READING PASSAGE =
==========
Welcome evidence that the Government is pressing ahead with plans to help secure a nuclear renaissance in the UK came this month with the announcement of a £20 million spend on the first phase of a new nuclear research and innovation programme. At the same time work began on the National Nuclear College project it announced earlier this year, at a potential cost of £15 million.

If the nuclear renaissance is to happen other actions are also essential. We need to secure the investment needed for the construction of nuclear power stations, inspire young people to take up careers in the nuclear industry and carry public opinion. These are all issues which I consider this month, prompted in part by the thoughts of other SONE members, including the controversial suggestion from one of them that it may be time for the Government to re-examine the possibility of direct State investment in new build nuclear power stations.

At SONE’s annual meeting last month there was considerable discussion of the need for more to be done to involve the young if there is to be a renaissance and to ensure that education and employment are provided for the UK’s potential scientists and engineers. It is estimated that the nuclear industry will need 30,000 new employees over the next decade and the new National College for Nuclear (NCfN) will play an important part in meeting this target.

The NCfN is a partnership between the Government and nuclear employers, led by EDF Energy and Sellafield Ltd, and will be based at hubs in Bridgwater in Somerset and Workington in West Cumbria, both close to major sites of nuclear investment. With access to £15 million of Government funding the intention is that they deliver high level technical training to more than 7,000 students by 2020.


The thinking is that the industry is going to need people with high quality vocational skills if it is to continue to operate the existing nuclear fleet safely and for longer as well as for taking forward plans for the UK’s first new nuclear power stations in a generation. The Government’s ambition is for 90 per cent of the nuclear sector’s skills needs to be met from a UK workforce.

With major investment getting under way in new and existing nuclear power stations the forecast is that the demand for skilled staff at all levels will increase by 40 per cent from 70,000 to 98,000 workers. This is where the NCfN comes in. It will work with local schools, colleges and universities, including Bristol University and the University of Cumbria, with the objective of setting rigorous training standards and providing inspiration to local young people to take up careers in the nuclear industry.

Among the courses on offer will be foundation degrees in nuclear, civil engineering and project management; bachelor of engineering top-up courses; nuclear apprenticeship components; nuclear pathway courses and generic courses such as nuclear fundamentals and environment.

Newsletter readers will know that I feel very strongly that one of the more important ways of interesting young people in nuclear energy is by introducing them to the subject in an entertaining way. This was what used to happen with the many school parties which were taken to the Sellafield Visitors Centre, mistakenly closed several years ago, and which still happens at the exhibition centres near EDF’s operating sites. The Moorside developers plan to have one, too.
==========
STORED DATA =

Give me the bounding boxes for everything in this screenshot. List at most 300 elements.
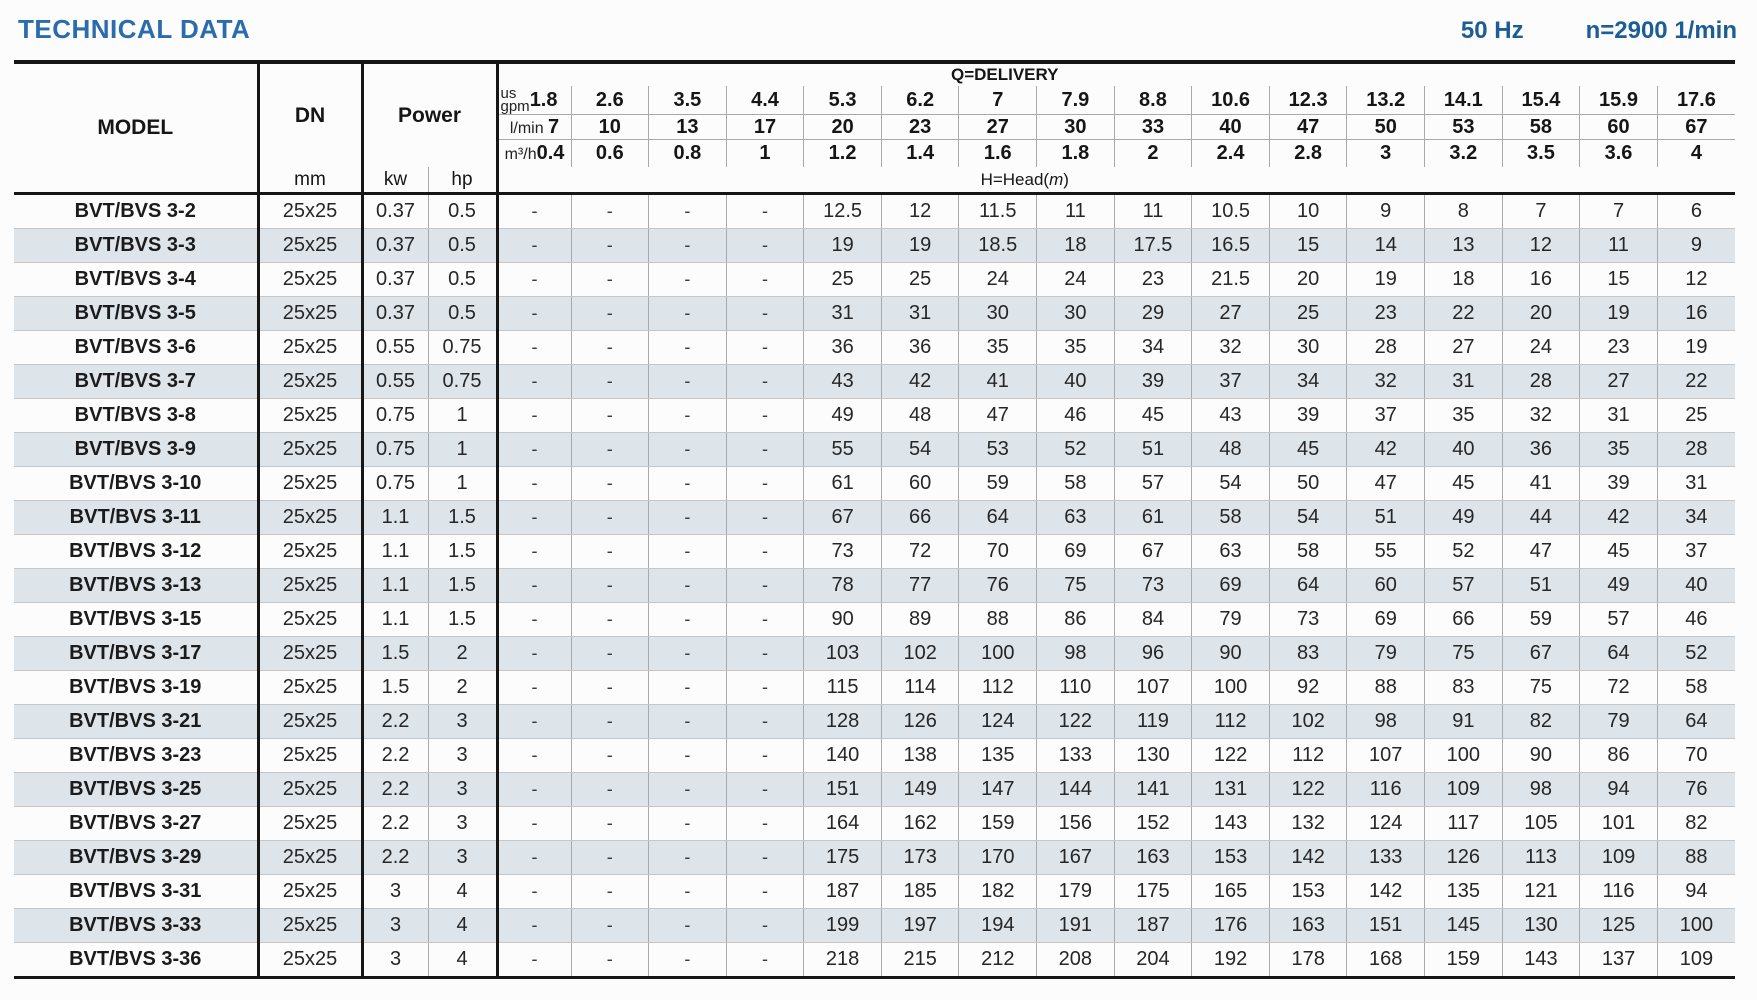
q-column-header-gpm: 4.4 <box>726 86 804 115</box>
==========
PROMPT =
Write out the passage on the UK nuclear renaissance above, word for word, between "Among the courses" and "have one, too.", inclusive.

CORRECT ANSWER =
Among the courses on offer will be foundation degrees in nuclear, civil engineering and project management; bachelor of engineering top-up courses; nuclear apprenticeship components; nuclear pathway courses and generic courses such as nuclear fundamentals and environment.

Newsletter readers will know that I feel very strongly that one of the more important ways of interesting young people in nuclear energy is by introducing them to the subject in an entertaining way. This was what used to happen with the many school parties which were taken to the Sellafield Visitors Centre, mistakenly closed several years ago, and which still happens at the exhibition centres near EDF’s operating sites. The Moorside developers plan to have one, too.